Your task
Keep only the lines where "Belgium" appears.

>>

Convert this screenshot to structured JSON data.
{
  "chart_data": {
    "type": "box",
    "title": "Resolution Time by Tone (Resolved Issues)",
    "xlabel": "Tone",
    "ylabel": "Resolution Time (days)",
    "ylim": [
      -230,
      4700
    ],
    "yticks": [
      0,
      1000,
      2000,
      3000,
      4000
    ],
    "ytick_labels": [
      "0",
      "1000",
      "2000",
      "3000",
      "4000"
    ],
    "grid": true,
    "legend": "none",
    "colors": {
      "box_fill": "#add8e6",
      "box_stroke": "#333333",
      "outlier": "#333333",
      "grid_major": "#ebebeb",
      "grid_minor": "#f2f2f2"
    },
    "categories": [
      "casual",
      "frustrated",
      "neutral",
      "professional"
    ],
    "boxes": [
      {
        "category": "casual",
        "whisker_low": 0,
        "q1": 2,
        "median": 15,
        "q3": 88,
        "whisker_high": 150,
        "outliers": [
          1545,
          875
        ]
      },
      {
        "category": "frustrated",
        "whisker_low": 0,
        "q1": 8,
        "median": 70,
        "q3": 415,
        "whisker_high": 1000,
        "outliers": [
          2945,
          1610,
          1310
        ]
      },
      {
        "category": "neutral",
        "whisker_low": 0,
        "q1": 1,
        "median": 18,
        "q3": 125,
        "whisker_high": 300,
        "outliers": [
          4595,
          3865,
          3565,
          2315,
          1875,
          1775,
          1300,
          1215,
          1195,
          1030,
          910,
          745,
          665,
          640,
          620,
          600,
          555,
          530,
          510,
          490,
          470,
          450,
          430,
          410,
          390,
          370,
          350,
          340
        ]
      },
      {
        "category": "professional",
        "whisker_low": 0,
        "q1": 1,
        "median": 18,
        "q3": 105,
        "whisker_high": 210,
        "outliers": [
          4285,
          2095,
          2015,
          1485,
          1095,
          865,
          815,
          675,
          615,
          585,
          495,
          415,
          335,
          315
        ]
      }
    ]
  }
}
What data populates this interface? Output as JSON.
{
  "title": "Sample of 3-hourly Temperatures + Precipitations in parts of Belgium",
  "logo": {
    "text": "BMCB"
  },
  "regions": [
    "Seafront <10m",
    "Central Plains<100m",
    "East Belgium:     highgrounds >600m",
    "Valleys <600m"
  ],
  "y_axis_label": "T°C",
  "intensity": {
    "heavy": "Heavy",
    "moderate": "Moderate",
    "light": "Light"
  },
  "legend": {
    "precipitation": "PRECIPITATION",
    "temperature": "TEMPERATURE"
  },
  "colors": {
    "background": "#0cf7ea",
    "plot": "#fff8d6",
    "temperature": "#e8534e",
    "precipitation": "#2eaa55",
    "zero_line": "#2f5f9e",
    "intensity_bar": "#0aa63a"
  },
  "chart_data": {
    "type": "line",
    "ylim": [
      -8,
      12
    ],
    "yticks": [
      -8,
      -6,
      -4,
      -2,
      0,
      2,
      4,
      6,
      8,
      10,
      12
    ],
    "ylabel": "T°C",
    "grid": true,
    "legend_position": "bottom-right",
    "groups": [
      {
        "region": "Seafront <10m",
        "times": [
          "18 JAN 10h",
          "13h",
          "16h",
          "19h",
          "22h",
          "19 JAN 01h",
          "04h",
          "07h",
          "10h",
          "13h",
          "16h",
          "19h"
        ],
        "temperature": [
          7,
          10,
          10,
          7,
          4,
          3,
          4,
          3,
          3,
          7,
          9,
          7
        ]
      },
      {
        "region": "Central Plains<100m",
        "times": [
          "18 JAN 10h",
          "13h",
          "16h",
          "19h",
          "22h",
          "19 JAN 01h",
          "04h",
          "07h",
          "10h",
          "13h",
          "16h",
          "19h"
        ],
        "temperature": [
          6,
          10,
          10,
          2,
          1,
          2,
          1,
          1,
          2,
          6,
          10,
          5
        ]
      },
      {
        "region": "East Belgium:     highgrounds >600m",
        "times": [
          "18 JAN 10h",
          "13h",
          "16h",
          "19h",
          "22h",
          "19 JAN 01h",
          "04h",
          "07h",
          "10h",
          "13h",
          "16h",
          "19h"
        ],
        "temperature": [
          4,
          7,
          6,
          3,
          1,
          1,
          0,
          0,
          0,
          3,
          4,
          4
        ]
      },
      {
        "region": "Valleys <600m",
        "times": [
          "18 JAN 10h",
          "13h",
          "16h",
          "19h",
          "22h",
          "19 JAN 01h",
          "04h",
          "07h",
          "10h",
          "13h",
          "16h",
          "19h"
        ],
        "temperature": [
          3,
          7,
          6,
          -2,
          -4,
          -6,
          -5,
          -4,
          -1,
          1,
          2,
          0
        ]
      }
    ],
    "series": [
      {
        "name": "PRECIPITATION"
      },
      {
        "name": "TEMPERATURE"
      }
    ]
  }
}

<<

Problem solution
  "title": "Sample of 3-hourly Temperatures + Precipitations in parts of Belgium",
    "East Belgium:     highgrounds >600m",
        "region": "East Belgium:     highgrounds >600m",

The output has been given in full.